--- Start SUPPLIED PASSAGE ---

18. The EP of a good is the weighted average of its demand and supply price. Most projects will have no effect upon the price level of either outputs or inputs. The supply of output will be fully incremental when the demand for project output is price elastic. In this case, the demand weight is 1.0 and the EP is the demand price. Similarly, where the demand for project output is inelastic, the supply of output will be nonincremental, the demand weight is zero, and the EP is the supply price (see Table 7).

19. Similar arguments apply to additional project inputs. Where supply of an input is price elastic, the supply weight is one and the EP is the supply price. Where supply of an input is price inelastic, the supply weight is zero and the EP is the demand price.

20. However, if a project is large or if demand for output or supply of inputs is not perfectly elastic, then the EP of project items needs to be calculated in a way that allows for changes in price between the without and the with project cases. For a large project, the extra supply of output may cause a reduction in price. The with project price can be calculated using elasticity estimates for the elasticity of supply of other producers when the price falls, and the elasticity of demand for other purchasers as the price falls. If the elasticity of supply is large relative to the elasticity of demand, then the weight on the with project supply price will be large (approaching 1.0 for the import substitute case). If the elasticity of demand is large relative to the elasticity of supply, the weight on the demand price will be large (approaching 1.0 where supply is fixed).

--- End SUPPLIED PASSAGE ---

REQUIREMENT:
Write the next part of the passage on weighting demand and supply prices for project items, beginning after its last sentence.

--- Start PROVIDED DATA ---

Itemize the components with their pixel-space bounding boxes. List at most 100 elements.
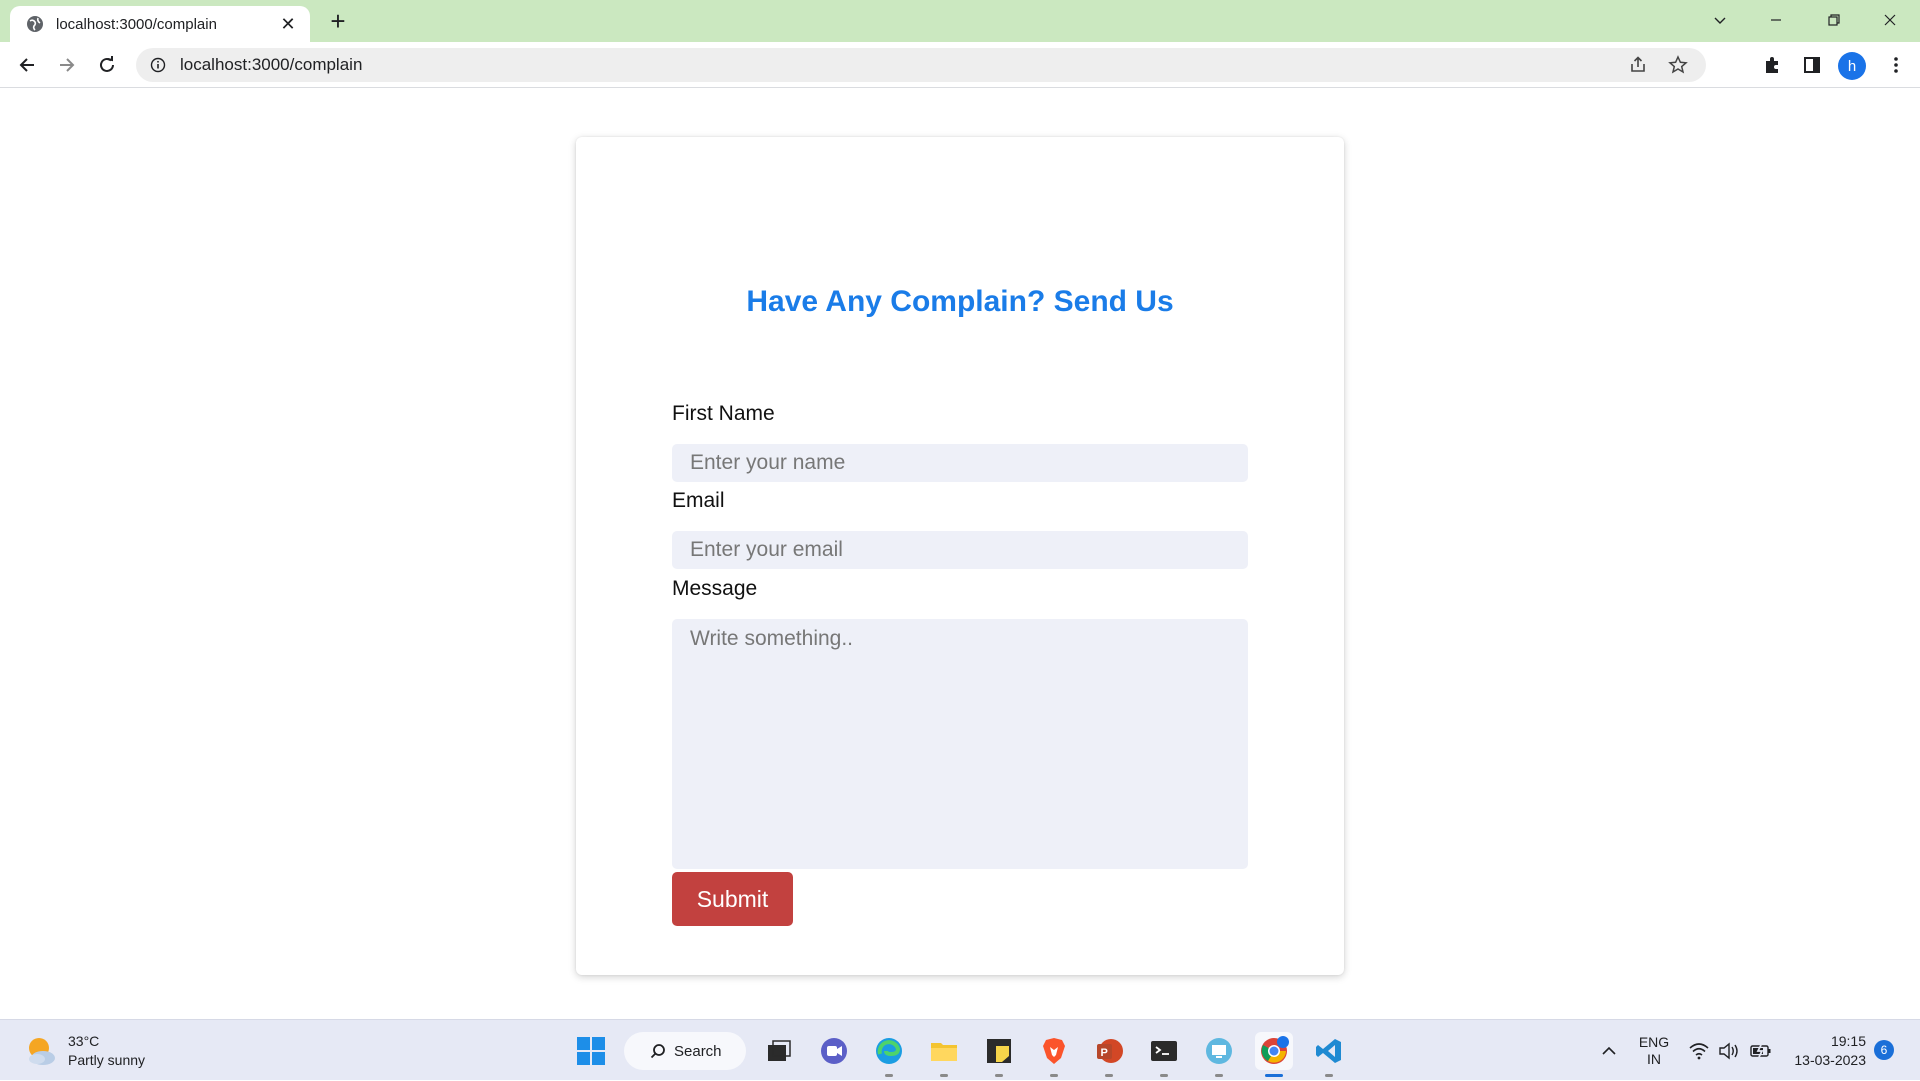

--- End PROVIDED DATA ---

ANSWER FOR THIS EXERCISE:
21. A large project may create additional demand for an input that affects the market for that input in two ways: producers may increase supplies as a response to the increase in price; some consumers may reduce their purchases as a result of the increase in price. The new price of the input will depend on the relative elasticities of supply and demand. If the elasticity of supply is large relative to the elasticity of demand, the EP of the input tends toward its supply price. If the elasticity of demand is high relative to that of supply, the EP tends toward its demand price.

22. Because large projects may have an impact on the prices of outputs and inputs, the effects on existing suppliers or users also have to be considered. A new project that brings about a reduction in the DP for the output on the world market will cause a loss of earnings to existing producers. This loss should be subtracted from the economic value of the output. A new project that increases the price of a traded input will cause a loss to existing users of the inputs. This loss also must be subtracted from the net economic benefits of the projects.

23. The following steps summarize the procedure that is followed in valuing tradable outputs and inputs.

1. Identify the effects of additional project output. Will the effects be felt in terms of trade?
2. Identify the effects of additional demands for project inputs. Will the effects be felt in terms of trade?
3. Estimate the trade effects of outputs: extra exports, less imports, a combination of the two.
4. Estimate the trade effects of inputs: less exports, more imports, a combination of the two.
5. Take account, exceptionally, of price effects in the world market for outputs and inputs.
6. Identify the fob and cif prices for extra exports and extra imports. Identify the equivalent traded good, for substituted imports or exports, and their cif and fob prices. Adjust for quality differences where necessary.
7. Estimate the associated costs to/from the market or project site.
8. Adjust all values to the chosen numeraire.
9. Summarize the border price equivalent value.
10. Compare the economic price with the financial price for the same good.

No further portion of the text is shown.